— begin Records —

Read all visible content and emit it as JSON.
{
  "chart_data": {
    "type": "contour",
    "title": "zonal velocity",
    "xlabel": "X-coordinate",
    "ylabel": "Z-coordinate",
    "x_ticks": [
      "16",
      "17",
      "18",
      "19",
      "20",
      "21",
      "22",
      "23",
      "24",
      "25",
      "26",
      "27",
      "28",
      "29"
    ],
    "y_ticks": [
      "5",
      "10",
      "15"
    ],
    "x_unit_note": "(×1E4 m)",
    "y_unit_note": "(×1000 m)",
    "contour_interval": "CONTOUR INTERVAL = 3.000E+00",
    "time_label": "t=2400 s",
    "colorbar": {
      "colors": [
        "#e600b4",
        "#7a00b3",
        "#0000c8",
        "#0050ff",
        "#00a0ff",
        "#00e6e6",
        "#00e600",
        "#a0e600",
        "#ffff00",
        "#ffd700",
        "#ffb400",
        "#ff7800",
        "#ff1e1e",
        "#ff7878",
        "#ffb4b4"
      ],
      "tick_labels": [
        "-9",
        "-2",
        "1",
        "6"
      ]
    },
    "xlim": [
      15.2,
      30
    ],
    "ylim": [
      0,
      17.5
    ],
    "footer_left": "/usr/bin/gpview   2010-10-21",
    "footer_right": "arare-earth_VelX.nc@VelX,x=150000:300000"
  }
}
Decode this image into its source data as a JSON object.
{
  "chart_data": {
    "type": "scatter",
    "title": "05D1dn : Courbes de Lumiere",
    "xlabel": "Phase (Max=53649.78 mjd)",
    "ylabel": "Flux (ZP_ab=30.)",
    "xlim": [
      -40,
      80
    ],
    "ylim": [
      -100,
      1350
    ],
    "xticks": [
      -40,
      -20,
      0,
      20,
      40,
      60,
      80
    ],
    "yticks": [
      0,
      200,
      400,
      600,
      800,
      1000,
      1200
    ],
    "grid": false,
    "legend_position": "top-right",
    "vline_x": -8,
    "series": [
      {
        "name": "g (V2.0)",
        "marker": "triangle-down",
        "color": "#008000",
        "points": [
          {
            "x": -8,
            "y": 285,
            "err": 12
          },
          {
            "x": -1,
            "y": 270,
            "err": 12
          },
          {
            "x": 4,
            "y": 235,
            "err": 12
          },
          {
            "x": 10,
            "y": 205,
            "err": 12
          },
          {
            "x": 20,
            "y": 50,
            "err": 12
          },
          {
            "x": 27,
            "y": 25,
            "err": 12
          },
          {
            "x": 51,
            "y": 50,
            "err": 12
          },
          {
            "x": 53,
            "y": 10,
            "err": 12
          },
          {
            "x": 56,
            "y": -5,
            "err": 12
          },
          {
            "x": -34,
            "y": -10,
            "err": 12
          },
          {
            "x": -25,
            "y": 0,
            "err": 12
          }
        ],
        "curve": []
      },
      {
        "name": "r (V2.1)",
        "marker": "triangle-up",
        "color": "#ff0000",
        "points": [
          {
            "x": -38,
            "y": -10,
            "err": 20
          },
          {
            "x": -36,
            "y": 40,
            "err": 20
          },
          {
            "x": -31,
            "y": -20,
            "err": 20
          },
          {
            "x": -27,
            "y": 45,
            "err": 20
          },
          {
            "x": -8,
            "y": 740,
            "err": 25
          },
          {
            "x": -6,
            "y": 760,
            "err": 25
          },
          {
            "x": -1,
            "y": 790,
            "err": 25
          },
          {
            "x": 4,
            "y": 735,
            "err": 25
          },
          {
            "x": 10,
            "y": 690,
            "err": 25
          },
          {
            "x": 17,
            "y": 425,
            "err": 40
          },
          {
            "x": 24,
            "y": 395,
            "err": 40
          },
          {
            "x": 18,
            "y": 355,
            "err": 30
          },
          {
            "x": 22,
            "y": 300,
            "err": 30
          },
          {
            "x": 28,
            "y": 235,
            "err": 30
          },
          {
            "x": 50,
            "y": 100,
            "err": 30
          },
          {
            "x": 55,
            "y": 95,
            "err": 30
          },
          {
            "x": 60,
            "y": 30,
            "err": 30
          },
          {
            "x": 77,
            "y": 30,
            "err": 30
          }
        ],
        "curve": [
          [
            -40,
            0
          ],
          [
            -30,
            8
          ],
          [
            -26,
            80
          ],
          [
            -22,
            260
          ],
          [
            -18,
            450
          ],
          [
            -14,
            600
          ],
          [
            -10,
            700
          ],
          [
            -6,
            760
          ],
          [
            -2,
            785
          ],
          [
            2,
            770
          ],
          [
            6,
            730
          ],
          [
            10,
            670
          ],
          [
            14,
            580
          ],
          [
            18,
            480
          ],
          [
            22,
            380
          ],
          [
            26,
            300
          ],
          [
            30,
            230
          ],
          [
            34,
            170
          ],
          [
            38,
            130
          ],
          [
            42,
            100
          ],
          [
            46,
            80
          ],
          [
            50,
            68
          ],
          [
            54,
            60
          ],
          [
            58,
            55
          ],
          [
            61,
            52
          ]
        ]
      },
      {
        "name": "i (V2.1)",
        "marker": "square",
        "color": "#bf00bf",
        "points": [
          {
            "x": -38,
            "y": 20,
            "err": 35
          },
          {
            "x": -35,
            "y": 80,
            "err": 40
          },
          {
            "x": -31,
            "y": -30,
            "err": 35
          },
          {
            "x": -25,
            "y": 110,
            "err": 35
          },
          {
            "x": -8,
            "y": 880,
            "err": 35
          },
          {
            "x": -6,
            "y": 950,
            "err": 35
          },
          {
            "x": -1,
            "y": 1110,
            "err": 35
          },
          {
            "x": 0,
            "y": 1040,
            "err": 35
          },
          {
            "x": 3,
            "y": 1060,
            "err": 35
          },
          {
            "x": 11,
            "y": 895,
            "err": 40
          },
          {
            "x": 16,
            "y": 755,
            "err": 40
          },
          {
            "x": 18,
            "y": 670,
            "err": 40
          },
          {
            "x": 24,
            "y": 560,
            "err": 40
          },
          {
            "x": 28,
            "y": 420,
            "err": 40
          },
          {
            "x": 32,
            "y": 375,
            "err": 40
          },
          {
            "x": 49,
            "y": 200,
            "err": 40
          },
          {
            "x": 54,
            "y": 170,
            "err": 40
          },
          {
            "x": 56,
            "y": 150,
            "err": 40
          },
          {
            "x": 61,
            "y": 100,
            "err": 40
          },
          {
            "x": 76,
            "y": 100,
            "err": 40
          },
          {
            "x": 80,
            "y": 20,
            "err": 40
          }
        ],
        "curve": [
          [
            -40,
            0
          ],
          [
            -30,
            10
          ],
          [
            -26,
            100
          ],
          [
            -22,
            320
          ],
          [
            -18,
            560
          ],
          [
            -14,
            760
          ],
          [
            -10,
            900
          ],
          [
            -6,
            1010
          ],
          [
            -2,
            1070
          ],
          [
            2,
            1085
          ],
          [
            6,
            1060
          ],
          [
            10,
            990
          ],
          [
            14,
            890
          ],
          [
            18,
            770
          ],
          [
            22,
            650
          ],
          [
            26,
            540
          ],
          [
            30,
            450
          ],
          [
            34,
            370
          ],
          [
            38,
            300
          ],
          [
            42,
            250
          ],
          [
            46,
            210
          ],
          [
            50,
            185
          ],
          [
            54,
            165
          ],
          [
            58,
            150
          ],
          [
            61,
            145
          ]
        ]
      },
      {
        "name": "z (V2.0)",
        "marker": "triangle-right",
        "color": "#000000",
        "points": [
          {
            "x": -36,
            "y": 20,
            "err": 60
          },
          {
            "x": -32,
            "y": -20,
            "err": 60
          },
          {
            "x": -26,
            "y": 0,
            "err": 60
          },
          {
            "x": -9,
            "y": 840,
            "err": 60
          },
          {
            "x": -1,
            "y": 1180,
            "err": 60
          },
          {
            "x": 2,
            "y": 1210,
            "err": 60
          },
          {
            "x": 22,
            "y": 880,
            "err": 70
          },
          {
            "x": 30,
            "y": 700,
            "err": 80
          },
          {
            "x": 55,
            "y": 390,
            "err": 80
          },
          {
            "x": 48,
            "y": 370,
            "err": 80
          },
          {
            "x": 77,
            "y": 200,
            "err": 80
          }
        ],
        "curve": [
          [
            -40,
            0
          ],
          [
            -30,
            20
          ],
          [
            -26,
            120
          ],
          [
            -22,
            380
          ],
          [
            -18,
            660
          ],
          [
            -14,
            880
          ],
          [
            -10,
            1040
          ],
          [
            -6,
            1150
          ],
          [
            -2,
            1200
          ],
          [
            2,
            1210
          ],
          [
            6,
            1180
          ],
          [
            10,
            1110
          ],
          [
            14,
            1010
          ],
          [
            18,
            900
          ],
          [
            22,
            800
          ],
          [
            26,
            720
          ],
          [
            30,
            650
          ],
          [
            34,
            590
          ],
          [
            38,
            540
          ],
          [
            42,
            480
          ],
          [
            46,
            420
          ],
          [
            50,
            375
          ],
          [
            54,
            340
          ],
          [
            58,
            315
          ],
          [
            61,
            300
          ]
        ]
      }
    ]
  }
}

— end Records —
— begin Records —

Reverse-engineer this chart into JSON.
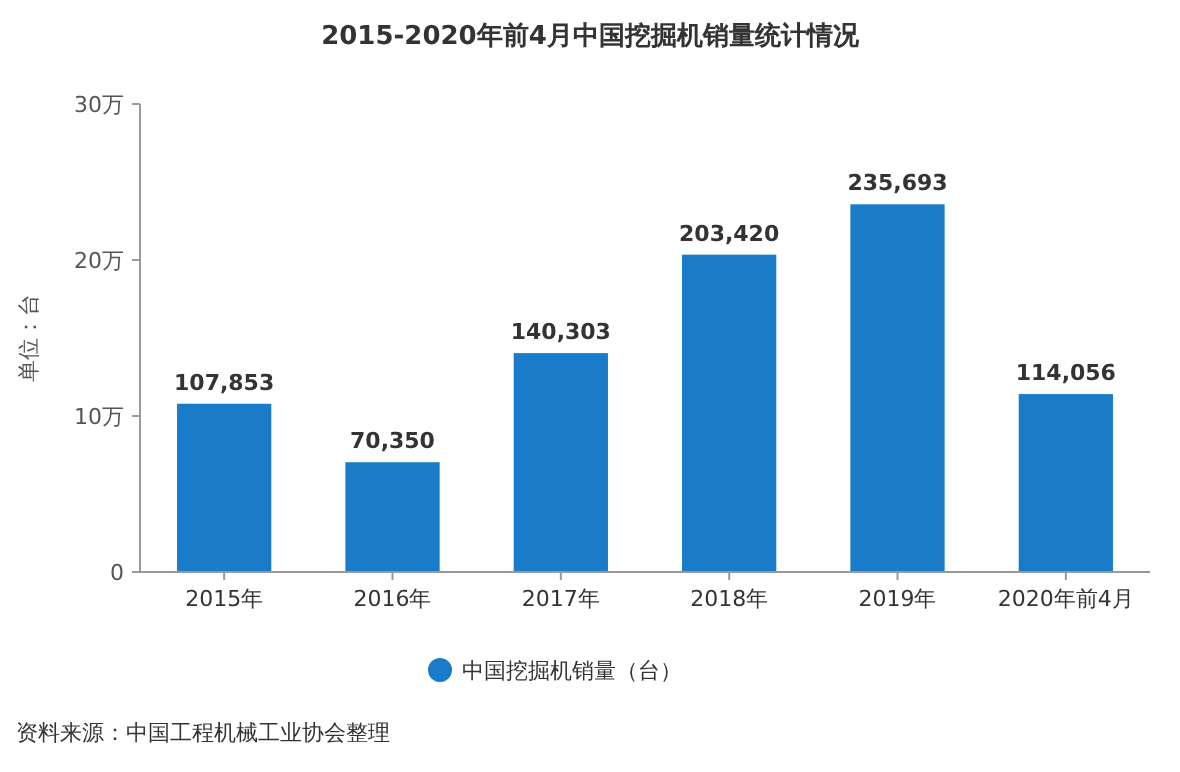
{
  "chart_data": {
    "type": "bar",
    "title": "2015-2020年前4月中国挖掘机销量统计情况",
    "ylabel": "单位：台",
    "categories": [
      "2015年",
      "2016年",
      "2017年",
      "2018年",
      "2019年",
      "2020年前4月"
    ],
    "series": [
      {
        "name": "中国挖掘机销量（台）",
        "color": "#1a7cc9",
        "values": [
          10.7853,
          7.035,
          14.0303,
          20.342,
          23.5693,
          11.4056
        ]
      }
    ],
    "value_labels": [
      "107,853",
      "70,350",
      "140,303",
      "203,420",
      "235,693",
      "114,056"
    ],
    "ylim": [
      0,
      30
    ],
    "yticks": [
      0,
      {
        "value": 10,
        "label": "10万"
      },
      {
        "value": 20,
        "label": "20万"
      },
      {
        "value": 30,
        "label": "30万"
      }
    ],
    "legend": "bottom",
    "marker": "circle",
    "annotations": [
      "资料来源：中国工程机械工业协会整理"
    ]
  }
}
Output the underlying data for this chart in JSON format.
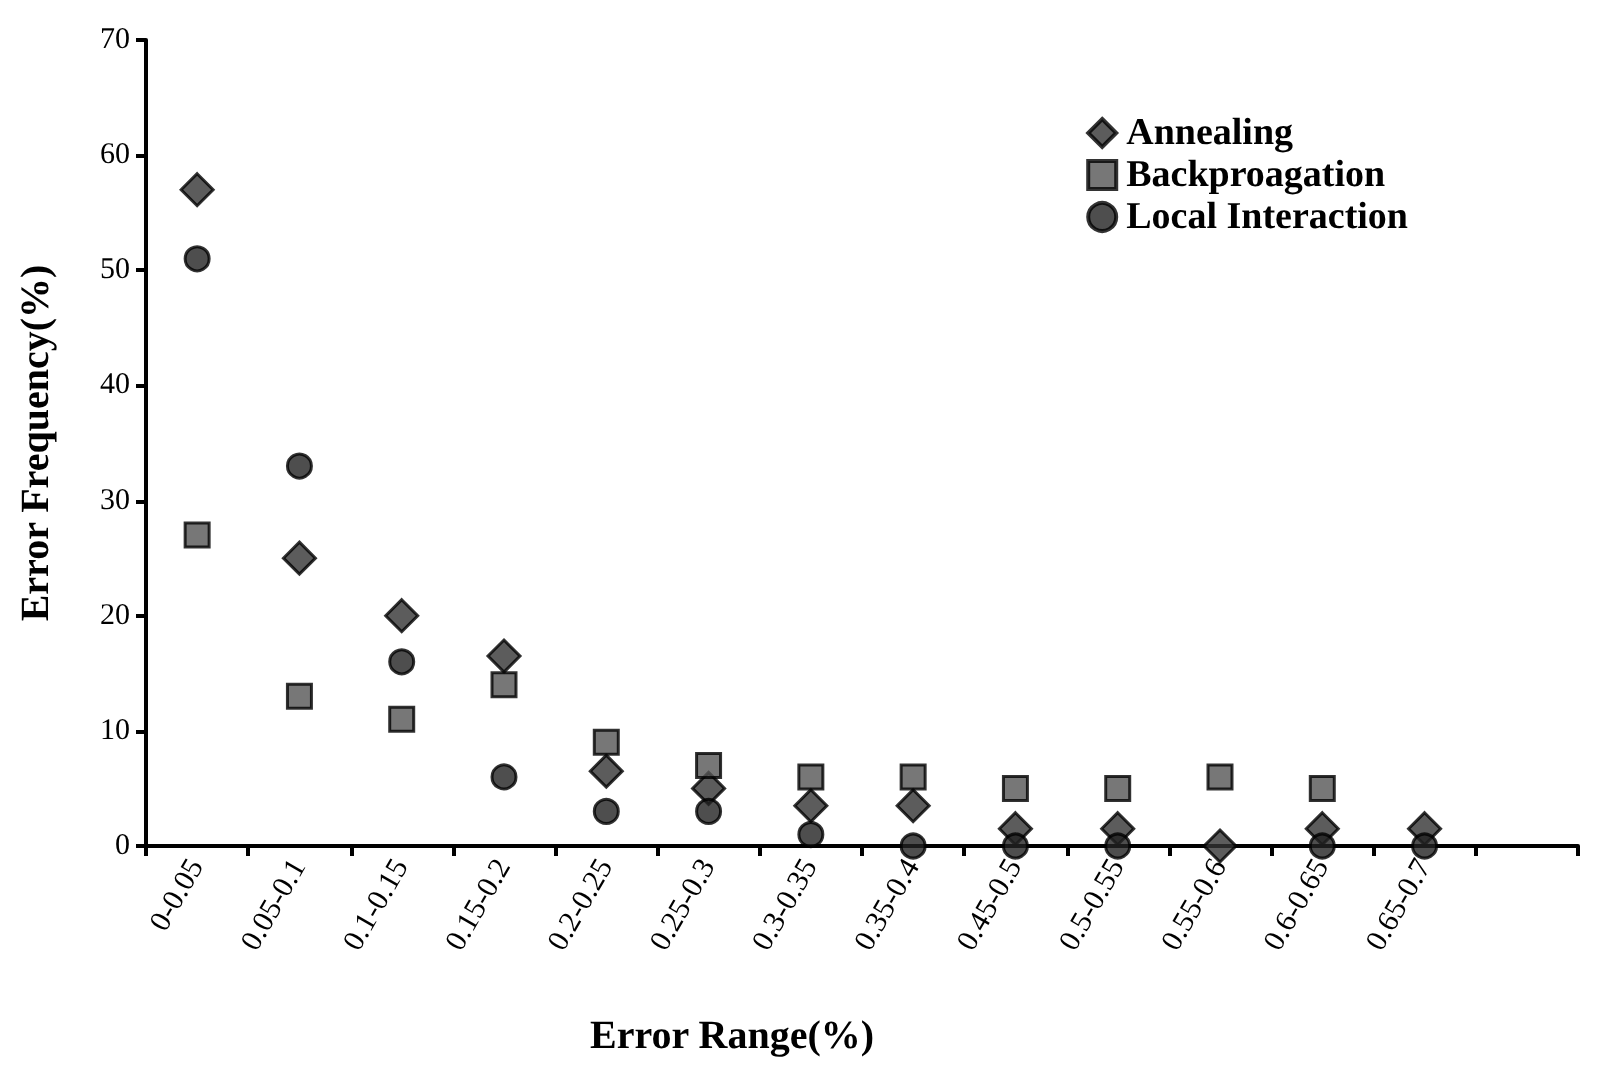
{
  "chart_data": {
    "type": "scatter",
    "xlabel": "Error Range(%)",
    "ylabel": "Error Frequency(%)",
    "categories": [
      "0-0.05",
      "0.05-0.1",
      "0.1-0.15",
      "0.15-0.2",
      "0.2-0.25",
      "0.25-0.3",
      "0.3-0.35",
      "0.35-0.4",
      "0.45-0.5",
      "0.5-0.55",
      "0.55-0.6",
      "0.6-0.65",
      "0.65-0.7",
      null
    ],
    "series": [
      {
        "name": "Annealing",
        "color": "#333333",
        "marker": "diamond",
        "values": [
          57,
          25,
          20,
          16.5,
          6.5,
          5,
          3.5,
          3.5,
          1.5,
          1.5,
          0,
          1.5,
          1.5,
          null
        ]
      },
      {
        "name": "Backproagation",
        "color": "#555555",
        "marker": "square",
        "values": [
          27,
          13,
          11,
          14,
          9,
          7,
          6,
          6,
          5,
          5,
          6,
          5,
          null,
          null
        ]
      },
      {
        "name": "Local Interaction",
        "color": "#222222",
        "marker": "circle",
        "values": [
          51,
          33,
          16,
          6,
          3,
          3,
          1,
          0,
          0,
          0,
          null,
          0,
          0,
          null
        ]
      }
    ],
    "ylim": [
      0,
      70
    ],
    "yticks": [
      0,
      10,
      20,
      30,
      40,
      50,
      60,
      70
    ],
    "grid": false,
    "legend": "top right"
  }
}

— end Records —

What you are asked to do >>
Count the lines in which the string "JSON" appears, then report only that figure.

Answer to the problem >>
4